#### Rows
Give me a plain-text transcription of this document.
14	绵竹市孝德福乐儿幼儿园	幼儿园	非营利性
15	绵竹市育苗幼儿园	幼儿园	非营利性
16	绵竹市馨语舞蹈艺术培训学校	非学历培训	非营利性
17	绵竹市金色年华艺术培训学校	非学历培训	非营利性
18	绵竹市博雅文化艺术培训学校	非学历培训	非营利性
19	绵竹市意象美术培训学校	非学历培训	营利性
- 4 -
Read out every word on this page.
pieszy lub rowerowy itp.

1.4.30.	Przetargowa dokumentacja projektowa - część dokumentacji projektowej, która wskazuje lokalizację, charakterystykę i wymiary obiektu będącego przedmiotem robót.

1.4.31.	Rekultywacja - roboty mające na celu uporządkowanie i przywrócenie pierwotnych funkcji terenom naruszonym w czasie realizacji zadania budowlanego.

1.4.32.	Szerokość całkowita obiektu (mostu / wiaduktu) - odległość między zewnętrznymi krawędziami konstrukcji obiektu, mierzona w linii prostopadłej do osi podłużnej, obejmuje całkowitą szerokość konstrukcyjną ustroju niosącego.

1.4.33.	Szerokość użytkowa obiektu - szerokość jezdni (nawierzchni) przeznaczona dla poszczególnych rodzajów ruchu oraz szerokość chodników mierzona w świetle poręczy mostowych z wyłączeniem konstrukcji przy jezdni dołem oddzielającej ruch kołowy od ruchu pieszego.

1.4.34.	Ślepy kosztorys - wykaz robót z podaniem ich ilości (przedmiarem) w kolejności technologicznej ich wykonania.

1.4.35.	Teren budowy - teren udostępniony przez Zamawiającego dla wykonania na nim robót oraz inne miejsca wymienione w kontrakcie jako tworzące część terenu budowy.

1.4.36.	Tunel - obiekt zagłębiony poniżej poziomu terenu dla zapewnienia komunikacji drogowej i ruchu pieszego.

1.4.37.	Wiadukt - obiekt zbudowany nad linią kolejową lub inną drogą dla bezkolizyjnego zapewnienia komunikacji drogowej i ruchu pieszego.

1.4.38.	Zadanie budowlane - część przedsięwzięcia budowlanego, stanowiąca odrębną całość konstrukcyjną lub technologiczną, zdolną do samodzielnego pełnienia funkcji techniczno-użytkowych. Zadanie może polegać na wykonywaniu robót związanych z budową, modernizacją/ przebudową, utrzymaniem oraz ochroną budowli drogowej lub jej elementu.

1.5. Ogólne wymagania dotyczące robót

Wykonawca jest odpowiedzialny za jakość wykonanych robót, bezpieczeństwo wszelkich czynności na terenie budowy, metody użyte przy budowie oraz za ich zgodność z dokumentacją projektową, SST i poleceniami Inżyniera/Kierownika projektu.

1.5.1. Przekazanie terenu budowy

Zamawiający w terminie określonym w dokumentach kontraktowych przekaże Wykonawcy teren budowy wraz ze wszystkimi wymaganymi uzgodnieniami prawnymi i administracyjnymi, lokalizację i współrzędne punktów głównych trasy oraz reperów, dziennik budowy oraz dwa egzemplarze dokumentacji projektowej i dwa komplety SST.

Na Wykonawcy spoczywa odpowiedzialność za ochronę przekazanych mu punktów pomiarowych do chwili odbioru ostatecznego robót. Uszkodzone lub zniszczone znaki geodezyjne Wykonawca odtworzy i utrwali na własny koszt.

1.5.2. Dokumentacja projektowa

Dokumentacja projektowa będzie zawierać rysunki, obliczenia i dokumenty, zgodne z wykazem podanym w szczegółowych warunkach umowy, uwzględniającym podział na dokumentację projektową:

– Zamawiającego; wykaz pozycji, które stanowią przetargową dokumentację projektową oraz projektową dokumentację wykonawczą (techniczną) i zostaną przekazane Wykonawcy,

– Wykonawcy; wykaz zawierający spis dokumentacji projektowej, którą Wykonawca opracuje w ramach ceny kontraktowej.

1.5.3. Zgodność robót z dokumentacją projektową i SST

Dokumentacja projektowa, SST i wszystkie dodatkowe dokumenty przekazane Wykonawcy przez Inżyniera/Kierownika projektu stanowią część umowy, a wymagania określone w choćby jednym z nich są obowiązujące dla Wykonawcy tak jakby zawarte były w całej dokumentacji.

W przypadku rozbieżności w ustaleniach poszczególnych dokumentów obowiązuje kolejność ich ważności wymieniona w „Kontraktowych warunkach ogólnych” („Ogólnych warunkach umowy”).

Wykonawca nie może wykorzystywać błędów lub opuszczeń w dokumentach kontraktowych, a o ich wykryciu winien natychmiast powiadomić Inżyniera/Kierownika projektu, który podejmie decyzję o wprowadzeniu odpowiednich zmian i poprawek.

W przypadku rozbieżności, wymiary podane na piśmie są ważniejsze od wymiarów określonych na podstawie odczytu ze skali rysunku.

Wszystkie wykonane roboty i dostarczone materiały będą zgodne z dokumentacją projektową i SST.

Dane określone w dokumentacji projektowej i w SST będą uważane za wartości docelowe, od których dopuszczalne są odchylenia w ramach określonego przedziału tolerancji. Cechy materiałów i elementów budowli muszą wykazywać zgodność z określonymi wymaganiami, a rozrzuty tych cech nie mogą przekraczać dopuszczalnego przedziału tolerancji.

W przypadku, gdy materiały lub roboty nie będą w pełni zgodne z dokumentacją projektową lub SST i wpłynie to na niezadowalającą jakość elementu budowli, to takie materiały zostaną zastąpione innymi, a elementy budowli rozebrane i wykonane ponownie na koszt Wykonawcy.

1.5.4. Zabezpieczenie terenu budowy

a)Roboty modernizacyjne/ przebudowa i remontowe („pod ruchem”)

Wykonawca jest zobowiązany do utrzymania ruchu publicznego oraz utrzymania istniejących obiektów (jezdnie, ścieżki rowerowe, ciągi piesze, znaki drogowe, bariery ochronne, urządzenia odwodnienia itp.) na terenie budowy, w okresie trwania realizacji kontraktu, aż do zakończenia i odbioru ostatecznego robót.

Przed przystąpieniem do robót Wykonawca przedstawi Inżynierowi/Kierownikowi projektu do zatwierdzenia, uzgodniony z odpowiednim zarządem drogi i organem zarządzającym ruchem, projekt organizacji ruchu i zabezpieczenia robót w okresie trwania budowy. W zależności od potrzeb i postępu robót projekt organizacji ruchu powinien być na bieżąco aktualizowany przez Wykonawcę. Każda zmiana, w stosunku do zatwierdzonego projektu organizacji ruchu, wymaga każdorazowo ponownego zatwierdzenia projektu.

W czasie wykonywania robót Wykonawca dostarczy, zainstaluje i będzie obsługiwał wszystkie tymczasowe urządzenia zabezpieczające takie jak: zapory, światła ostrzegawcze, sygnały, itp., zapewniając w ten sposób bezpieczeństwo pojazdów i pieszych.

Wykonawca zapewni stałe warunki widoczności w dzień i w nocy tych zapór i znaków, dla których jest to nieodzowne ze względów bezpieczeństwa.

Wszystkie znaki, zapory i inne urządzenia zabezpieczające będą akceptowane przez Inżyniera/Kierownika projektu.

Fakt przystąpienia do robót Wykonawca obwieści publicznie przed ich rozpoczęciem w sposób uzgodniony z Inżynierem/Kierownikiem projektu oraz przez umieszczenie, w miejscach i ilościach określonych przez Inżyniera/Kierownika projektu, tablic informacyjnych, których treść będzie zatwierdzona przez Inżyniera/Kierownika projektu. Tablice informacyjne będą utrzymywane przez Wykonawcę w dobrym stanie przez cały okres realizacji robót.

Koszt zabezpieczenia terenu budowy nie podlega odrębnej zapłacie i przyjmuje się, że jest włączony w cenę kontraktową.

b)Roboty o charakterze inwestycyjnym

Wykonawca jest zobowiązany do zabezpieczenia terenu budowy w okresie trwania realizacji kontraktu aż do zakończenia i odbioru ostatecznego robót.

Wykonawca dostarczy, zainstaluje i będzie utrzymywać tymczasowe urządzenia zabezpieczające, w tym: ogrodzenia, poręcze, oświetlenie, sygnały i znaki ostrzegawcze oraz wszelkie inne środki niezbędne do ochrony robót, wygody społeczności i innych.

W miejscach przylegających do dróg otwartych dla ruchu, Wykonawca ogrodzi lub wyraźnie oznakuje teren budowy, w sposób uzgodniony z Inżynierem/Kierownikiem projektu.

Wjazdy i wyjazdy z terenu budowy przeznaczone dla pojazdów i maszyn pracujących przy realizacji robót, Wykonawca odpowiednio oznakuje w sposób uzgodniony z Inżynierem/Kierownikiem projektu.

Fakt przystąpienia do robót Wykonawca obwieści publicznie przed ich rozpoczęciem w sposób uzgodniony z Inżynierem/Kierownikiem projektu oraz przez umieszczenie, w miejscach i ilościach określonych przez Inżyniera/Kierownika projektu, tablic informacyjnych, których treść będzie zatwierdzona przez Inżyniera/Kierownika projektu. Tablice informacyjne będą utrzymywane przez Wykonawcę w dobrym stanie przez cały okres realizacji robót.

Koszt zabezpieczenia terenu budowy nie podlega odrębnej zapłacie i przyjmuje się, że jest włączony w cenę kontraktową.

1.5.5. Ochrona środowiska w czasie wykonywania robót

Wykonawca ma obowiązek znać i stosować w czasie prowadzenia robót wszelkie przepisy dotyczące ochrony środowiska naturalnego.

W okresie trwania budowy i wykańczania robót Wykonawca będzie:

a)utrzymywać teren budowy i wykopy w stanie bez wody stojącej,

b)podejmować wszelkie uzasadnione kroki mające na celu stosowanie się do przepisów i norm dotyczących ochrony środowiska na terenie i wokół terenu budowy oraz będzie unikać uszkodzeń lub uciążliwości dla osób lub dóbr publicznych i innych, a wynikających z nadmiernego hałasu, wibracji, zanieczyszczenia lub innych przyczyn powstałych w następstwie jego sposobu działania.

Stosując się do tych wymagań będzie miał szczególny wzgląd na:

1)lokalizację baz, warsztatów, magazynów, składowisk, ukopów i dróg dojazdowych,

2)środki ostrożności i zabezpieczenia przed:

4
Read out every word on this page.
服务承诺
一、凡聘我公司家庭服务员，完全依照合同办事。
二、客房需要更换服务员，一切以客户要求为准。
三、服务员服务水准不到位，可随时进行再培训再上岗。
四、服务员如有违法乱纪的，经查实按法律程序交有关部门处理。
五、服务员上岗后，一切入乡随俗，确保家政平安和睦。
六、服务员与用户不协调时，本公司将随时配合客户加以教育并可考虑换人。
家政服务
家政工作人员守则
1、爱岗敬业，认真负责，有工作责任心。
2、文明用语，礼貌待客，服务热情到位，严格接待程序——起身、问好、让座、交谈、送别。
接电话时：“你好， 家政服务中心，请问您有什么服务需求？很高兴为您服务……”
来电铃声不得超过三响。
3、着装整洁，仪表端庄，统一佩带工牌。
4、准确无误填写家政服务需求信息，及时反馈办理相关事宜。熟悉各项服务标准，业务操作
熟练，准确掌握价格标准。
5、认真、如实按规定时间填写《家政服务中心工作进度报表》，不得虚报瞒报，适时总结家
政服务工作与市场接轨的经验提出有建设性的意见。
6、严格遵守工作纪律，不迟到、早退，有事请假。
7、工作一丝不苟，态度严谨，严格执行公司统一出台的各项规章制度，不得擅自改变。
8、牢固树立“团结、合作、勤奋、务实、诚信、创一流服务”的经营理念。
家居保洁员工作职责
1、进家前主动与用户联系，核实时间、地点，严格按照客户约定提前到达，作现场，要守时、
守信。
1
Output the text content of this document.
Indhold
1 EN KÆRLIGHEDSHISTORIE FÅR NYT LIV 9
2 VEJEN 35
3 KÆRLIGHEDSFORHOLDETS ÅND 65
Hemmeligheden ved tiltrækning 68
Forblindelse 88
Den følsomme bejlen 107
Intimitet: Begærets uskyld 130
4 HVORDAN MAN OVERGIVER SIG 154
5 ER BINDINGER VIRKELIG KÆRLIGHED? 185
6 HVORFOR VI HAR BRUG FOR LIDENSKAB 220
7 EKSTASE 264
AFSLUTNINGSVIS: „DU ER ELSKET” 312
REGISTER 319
########
Work to do: Leave out every line without the string "innych" and copy the rest.

Output for this task:
Wykonawca dostarczy, zainstaluje i będzie utrzymywać tymczasowe urządzenia zabezpieczające, w tym: ogrodzenia, poręcze, oświetlenie, sygnały i znaki ostrzegawcze oraz wszelkie inne środki niezbędne do ochrony robót, wygody społeczności i innych.
b)podejmować wszelkie uzasadnione kroki mające na celu stosowanie się do przepisów i norm dotyczących ochrony środowiska na terenie i wokół terenu budowy oraz będzie unikać uszkodzeń lub uciążliwości dla osób lub dóbr publicznych i innych, a wynikających z nadmiernego hałasu, wibracji, zanieczyszczenia lub innych przyczyn powstałych w następstwie jego sposobu działania.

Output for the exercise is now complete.